**WORK INSTRUCTIONS:**
Pull out each line of the records holding the string "エンディング曲".

**SOURCE MATERIAL:**

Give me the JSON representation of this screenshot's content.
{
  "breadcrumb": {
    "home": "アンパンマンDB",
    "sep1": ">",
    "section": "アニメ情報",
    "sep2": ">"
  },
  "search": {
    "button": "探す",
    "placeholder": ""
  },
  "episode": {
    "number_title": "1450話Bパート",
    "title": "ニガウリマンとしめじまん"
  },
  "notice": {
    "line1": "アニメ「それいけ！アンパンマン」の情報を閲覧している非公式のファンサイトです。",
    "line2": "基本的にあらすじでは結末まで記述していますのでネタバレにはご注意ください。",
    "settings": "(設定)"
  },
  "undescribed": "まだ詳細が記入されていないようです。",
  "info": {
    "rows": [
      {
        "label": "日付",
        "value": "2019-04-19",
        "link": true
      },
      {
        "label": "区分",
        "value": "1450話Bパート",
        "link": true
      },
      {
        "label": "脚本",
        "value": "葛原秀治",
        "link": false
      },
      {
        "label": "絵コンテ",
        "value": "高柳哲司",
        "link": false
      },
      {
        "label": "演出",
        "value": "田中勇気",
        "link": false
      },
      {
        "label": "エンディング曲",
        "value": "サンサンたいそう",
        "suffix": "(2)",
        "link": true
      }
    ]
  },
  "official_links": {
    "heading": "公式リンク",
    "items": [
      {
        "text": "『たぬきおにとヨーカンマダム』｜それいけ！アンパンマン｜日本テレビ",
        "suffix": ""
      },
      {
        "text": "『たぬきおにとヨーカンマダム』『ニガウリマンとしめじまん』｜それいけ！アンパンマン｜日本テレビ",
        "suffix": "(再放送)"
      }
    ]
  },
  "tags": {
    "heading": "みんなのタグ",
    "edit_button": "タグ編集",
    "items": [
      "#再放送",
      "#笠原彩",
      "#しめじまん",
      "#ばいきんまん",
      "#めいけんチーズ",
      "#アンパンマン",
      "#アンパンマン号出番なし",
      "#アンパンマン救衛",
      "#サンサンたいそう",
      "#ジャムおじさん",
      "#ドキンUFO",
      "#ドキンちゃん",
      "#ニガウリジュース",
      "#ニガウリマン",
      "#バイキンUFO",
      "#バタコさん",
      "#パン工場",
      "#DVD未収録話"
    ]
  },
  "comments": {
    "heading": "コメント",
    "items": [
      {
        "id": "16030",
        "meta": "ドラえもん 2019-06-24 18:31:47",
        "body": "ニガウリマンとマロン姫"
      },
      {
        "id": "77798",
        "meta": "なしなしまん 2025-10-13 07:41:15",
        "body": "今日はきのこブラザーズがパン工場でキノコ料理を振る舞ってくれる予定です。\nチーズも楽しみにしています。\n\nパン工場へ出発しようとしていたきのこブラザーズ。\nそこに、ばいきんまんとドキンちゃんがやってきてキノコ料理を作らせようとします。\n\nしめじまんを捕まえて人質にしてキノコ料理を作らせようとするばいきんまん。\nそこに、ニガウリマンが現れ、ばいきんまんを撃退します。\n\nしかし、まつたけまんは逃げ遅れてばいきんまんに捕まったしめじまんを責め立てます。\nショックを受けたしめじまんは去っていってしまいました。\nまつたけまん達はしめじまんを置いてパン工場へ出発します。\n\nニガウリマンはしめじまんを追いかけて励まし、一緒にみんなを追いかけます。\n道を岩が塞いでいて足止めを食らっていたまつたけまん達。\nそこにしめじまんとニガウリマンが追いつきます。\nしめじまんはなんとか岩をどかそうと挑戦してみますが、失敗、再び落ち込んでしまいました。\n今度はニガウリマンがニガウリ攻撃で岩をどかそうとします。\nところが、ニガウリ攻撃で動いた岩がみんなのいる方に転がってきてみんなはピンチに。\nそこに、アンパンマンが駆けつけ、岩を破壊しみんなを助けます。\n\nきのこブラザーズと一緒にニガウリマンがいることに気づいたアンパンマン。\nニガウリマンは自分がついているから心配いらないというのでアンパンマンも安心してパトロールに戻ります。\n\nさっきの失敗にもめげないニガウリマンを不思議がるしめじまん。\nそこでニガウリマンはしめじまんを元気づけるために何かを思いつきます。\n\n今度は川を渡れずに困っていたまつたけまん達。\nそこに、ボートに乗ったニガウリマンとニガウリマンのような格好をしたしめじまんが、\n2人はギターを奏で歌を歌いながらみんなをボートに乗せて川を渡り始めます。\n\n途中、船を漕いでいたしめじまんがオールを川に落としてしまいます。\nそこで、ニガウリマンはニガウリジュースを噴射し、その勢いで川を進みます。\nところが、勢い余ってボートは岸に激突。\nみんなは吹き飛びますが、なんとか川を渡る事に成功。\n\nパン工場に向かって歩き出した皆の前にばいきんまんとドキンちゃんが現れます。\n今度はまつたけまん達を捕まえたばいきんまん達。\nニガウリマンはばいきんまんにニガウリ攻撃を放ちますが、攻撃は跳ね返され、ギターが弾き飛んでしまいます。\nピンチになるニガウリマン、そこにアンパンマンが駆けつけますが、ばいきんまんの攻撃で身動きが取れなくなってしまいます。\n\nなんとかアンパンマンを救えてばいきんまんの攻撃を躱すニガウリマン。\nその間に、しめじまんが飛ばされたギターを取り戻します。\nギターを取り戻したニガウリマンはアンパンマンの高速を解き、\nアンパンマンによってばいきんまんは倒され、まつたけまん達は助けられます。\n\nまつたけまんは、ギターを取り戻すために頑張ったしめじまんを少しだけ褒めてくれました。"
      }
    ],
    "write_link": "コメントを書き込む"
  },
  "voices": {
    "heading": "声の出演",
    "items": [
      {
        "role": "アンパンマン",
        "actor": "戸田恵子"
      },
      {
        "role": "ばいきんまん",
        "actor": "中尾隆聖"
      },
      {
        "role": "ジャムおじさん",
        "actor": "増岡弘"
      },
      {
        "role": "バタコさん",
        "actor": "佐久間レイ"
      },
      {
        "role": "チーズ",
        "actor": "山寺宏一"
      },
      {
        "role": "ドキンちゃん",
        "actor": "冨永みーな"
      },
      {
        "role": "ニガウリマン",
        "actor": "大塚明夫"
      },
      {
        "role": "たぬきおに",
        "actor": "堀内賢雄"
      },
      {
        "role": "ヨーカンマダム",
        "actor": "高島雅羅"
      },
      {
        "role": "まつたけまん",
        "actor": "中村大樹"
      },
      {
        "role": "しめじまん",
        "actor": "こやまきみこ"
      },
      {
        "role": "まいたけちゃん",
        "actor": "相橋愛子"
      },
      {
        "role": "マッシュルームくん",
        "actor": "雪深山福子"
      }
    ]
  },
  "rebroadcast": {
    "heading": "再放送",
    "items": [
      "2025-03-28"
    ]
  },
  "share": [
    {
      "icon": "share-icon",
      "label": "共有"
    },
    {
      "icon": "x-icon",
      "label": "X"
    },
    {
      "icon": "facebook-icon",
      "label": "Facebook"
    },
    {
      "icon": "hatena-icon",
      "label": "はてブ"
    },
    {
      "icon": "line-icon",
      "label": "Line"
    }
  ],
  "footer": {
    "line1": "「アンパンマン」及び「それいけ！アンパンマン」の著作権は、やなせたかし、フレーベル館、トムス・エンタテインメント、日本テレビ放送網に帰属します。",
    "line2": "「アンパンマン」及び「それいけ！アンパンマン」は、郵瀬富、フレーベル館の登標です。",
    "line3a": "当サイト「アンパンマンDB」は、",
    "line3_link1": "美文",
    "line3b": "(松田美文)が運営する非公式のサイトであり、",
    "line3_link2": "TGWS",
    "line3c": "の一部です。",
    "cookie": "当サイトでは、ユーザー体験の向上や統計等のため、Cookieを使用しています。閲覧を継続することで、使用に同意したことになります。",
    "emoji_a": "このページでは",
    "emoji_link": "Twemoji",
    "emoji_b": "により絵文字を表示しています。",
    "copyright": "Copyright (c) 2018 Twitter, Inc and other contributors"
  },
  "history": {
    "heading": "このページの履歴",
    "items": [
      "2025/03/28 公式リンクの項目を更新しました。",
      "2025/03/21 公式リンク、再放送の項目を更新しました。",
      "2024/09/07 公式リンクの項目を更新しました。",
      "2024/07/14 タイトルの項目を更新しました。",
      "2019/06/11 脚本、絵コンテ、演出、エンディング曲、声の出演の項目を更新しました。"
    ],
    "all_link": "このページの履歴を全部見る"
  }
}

**TASK ANSWER:**
        "label": "エンディング曲",
      "2019/06/11 脚本、絵コンテ、演出、エンディング曲、声の出演の項目を更新しました。"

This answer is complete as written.